Do not copy the pictures; transcribe all other material exactly.

(Dataset entries on figures)
■ ■ ■ ■ ■ ■ ■

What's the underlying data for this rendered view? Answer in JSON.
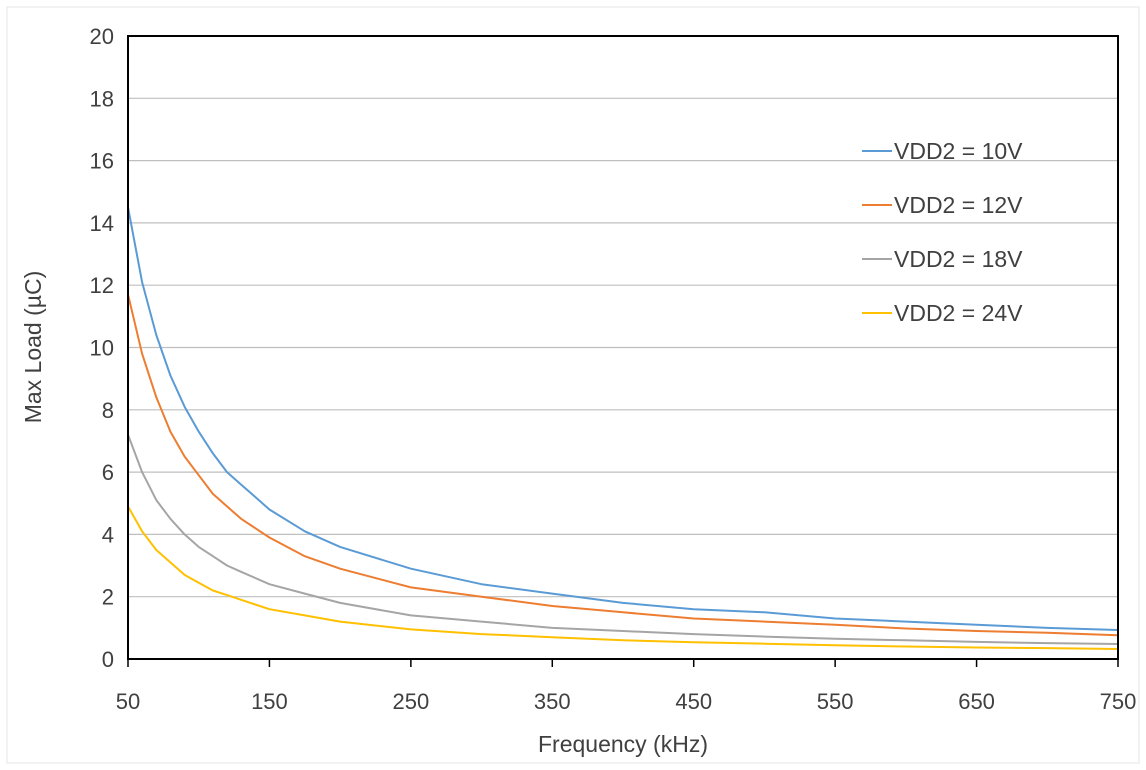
{
  "chart_data": {
    "type": "line",
    "xlabel": "Frequency (kHz)",
    "ylabel": "Max Load (µC)",
    "xlim": [
      50,
      750
    ],
    "ylim": [
      0,
      20
    ],
    "x_ticks": [
      50,
      150,
      250,
      350,
      450,
      550,
      650,
      750
    ],
    "y_ticks": [
      0,
      2,
      4,
      6,
      8,
      10,
      12,
      14,
      16,
      18,
      20
    ],
    "grid": "horizontal",
    "legend_position": "right, upper",
    "x": [
      50,
      60,
      70,
      80,
      90,
      100,
      110,
      120,
      130,
      140,
      150,
      175,
      200,
      250,
      300,
      350,
      400,
      450,
      500,
      550,
      600,
      650,
      700,
      750
    ],
    "series": [
      {
        "name": "VDD2 = 10V",
        "color": "#5B9BD5",
        "values": [
          14.5,
          12.1,
          10.4,
          9.1,
          8.1,
          7.3,
          6.6,
          6.0,
          5.6,
          5.2,
          4.8,
          4.1,
          3.6,
          2.9,
          2.4,
          2.1,
          1.8,
          1.6,
          1.5,
          1.3,
          1.2,
          1.1,
          1.0,
          0.93
        ]
      },
      {
        "name": "VDD2 = 12V",
        "color": "#ED7D31",
        "values": [
          11.7,
          9.8,
          8.4,
          7.3,
          6.5,
          5.9,
          5.3,
          4.9,
          4.5,
          4.2,
          3.9,
          3.3,
          2.9,
          2.3,
          2.0,
          1.7,
          1.5,
          1.3,
          1.2,
          1.1,
          0.98,
          0.9,
          0.84,
          0.76
        ]
      },
      {
        "name": "VDD2 = 18V",
        "color": "#A5A5A5",
        "values": [
          7.2,
          6.0,
          5.1,
          4.5,
          4.0,
          3.6,
          3.3,
          3.0,
          2.8,
          2.6,
          2.4,
          2.1,
          1.8,
          1.4,
          1.2,
          1.0,
          0.9,
          0.8,
          0.72,
          0.65,
          0.6,
          0.55,
          0.51,
          0.48
        ]
      },
      {
        "name": "VDD2 = 24V",
        "color": "#FFC000",
        "values": [
          4.9,
          4.1,
          3.5,
          3.1,
          2.7,
          2.45,
          2.2,
          2.05,
          1.9,
          1.75,
          1.6,
          1.4,
          1.2,
          0.95,
          0.8,
          0.7,
          0.6,
          0.54,
          0.49,
          0.44,
          0.4,
          0.37,
          0.35,
          0.32
        ]
      }
    ]
  }
}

■ ■ ■ ■ ■ ■ ■

* _Complete output_
What's the underlying data for this rendered view? Answer in JSON.
{
  "chart_data": {
    "type": "line",
    "xlabel": "Frequency (kHz)",
    "ylabel": "Max Load (µC)",
    "xlim": [
      50,
      750
    ],
    "ylim": [
      0,
      20
    ],
    "x_ticks": [
      50,
      150,
      250,
      350,
      450,
      550,
      650,
      750
    ],
    "y_ticks": [
      0,
      2,
      4,
      6,
      8,
      10,
      12,
      14,
      16,
      18,
      20
    ],
    "grid": "horizontal",
    "legend_position": "right, upper",
    "x": [
      50,
      60,
      70,
      80,
      90,
      100,
      110,
      120,
      130,
      140,
      150,
      175,
      200,
      250,
      300,
      350,
      400,
      450,
      500,
      550,
      600,
      650,
      700,
      750
    ],
    "series": [
      {
        "name": "VDD2 = 10V",
        "color": "#5B9BD5",
        "values": [
          14.5,
          12.1,
          10.4,
          9.1,
          8.1,
          7.3,
          6.6,
          6.0,
          5.6,
          5.2,
          4.8,
          4.1,
          3.6,
          2.9,
          2.4,
          2.1,
          1.8,
          1.6,
          1.5,
          1.3,
          1.2,
          1.1,
          1.0,
          0.93
        ]
      },
      {
        "name": "VDD2 = 12V",
        "color": "#ED7D31",
        "values": [
          11.7,
          9.8,
          8.4,
          7.3,
          6.5,
          5.9,
          5.3,
          4.9,
          4.5,
          4.2,
          3.9,
          3.3,
          2.9,
          2.3,
          2.0,
          1.7,
          1.5,
          1.3,
          1.2,
          1.1,
          0.98,
          0.9,
          0.84,
          0.76
        ]
      },
      {
        "name": "VDD2 = 18V",
        "color": "#A5A5A5",
        "values": [
          7.2,
          6.0,
          5.1,
          4.5,
          4.0,
          3.6,
          3.3,
          3.0,
          2.8,
          2.6,
          2.4,
          2.1,
          1.8,
          1.4,
          1.2,
          1.0,
          0.9,
          0.8,
          0.72,
          0.65,
          0.6,
          0.55,
          0.51,
          0.48
        ]
      },
      {
        "name": "VDD2 = 24V",
        "color": "#FFC000",
        "values": [
          4.9,
          4.1,
          3.5,
          3.1,
          2.7,
          2.45,
          2.2,
          2.05,
          1.9,
          1.75,
          1.6,
          1.4,
          1.2,
          0.95,
          0.8,
          0.7,
          0.6,
          0.54,
          0.49,
          0.44,
          0.4,
          0.37,
          0.35,
          0.32
        ]
      }
    ]
  }
}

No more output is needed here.